## Start

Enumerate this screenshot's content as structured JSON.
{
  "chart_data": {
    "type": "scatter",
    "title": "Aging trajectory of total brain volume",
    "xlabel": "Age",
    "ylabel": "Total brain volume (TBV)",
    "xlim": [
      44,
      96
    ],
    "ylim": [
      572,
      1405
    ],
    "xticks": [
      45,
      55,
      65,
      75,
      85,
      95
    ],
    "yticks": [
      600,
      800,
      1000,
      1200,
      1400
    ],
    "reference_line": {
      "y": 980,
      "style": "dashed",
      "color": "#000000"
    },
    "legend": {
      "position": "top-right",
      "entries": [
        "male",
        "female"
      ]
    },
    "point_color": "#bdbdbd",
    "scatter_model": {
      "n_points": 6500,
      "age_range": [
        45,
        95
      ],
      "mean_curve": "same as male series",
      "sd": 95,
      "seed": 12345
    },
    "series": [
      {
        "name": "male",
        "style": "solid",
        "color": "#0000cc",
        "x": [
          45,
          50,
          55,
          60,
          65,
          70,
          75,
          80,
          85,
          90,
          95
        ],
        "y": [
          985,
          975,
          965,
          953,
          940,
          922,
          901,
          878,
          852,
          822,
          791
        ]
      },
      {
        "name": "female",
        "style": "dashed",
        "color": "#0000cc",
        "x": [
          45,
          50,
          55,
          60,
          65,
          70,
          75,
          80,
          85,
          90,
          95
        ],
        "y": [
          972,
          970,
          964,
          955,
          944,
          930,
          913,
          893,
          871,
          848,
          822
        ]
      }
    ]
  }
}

## End

Requirement :: Of the lines above, how many contain the string "style"? Only the number is required.

Completed exercise :: 3